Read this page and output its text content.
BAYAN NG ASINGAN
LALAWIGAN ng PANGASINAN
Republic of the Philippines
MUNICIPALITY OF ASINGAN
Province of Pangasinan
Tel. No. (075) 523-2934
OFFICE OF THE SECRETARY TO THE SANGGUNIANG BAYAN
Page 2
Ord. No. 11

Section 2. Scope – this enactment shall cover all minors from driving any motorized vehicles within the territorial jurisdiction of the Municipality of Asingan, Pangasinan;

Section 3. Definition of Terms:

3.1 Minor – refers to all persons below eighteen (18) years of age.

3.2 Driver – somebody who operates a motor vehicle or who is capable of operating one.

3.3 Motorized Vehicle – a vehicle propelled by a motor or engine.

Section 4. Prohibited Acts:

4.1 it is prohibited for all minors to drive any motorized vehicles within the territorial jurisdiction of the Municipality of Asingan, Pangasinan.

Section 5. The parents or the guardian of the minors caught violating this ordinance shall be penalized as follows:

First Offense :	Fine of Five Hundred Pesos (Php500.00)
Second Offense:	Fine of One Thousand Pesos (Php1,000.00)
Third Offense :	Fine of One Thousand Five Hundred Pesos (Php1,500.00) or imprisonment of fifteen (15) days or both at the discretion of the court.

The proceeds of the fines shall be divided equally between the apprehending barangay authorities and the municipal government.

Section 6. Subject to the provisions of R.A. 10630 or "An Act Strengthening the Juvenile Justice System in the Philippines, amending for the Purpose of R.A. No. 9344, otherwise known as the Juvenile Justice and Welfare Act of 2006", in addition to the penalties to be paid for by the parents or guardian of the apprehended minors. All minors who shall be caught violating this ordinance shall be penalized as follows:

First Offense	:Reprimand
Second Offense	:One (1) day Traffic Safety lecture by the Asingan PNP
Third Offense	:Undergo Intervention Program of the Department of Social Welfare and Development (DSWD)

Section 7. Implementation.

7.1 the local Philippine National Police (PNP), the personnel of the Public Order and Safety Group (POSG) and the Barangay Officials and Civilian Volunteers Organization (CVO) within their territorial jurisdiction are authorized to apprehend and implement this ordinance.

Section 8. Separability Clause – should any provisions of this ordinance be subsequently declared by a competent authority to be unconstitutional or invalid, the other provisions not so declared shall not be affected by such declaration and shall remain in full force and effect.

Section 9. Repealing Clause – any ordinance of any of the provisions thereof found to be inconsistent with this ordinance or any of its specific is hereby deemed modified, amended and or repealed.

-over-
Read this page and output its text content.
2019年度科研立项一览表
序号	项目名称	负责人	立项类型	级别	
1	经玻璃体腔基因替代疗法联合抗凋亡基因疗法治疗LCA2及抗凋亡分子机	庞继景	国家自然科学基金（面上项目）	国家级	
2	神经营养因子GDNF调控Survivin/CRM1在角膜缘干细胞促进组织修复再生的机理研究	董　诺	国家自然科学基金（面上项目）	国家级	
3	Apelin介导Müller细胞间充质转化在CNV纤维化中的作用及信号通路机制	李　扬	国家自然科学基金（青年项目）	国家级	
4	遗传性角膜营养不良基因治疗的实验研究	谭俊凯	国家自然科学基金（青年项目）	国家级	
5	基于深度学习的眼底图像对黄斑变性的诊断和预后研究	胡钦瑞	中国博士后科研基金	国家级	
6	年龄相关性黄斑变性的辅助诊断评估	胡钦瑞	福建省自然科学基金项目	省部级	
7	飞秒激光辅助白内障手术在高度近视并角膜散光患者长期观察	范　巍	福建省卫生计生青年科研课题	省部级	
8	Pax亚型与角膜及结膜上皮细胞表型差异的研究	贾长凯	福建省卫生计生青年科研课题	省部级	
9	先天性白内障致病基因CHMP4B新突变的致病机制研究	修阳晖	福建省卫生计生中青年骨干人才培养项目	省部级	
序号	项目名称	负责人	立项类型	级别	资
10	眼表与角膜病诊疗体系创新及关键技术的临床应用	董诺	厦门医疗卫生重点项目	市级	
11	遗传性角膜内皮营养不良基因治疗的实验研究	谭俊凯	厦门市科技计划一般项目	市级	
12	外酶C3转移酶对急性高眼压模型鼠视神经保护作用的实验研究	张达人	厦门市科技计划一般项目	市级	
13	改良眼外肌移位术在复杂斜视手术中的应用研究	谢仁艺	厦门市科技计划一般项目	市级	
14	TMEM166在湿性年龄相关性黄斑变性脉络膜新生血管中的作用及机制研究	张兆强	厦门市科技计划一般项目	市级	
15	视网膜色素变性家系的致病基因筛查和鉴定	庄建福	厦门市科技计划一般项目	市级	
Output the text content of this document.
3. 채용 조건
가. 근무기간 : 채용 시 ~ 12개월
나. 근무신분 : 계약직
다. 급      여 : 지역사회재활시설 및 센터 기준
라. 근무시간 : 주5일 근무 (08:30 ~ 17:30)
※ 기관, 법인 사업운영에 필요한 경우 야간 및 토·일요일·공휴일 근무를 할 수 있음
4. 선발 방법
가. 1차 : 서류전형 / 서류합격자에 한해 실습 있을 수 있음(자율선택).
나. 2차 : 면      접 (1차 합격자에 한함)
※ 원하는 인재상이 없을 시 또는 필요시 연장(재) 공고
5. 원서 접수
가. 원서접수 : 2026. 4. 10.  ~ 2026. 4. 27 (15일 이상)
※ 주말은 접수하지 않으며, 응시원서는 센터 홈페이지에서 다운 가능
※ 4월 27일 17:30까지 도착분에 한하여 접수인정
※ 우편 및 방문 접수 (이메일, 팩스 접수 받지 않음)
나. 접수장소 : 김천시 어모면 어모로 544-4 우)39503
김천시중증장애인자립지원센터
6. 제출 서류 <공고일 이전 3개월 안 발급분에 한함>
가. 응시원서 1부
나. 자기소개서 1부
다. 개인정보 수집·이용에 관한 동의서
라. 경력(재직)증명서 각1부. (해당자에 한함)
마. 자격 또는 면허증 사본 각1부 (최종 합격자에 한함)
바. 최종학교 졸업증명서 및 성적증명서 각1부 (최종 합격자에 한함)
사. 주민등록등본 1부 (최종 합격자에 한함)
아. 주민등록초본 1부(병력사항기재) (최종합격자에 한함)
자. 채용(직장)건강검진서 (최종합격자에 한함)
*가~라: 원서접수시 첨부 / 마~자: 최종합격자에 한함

....

[WRITTEN PROBLEM] Reproduce the lines word for word, starting at the one holding "Output the text content of this document." and ending at the final line of the material above.

[SOLUTION TO THE PROBLEM]
Output the text content of this document.
3. 채용 조건
가. 근무기간 : 채용 시 ~ 12개월
나. 근무신분 : 계약직
다. 급      여 : 지역사회재활시설 및 센터 기준
라. 근무시간 : 주5일 근무 (08:30 ~ 17:30)
※ 기관, 법인 사업운영에 필요한 경우 야간 및 토·일요일·공휴일 근무를 할 수 있음
4. 선발 방법
가. 1차 : 서류전형 / 서류합격자에 한해 실습 있을 수 있음(자율선택).
나. 2차 : 면      접 (1차 합격자에 한함)
※ 원하는 인재상이 없을 시 또는 필요시 연장(재) 공고
5. 원서 접수
가. 원서접수 : 2026. 4. 10.  ~ 2026. 4. 27 (15일 이상)
※ 주말은 접수하지 않으며, 응시원서는 센터 홈페이지에서 다운 가능
※ 4월 27일 17:30까지 도착분에 한하여 접수인정
※ 우편 및 방문 접수 (이메일, 팩스 접수 받지 않음)
나. 접수장소 : 김천시 어모면 어모로 544-4 우)39503
김천시중증장애인자립지원센터
6. 제출 서류 <공고일 이전 3개월 안 발급분에 한함>
가. 응시원서 1부
나. 자기소개서 1부
다. 개인정보 수집·이용에 관한 동의서
라. 경력(재직)증명서 각1부. (해당자에 한함)
마. 자격 또는 면허증 사본 각1부 (최종 합격자에 한함)
바. 최종학교 졸업증명서 및 성적증명서 각1부 (최종 합격자에 한함)
사. 주민등록등본 1부 (최종 합격자에 한함)
아. 주민등록초본 1부(병력사항기재) (최종합격자에 한함)
자. 채용(직장)건강검진서 (최종합격자에 한함)
*가~라: 원서접수시 첨부 / 마~자: 최종합격자에 한함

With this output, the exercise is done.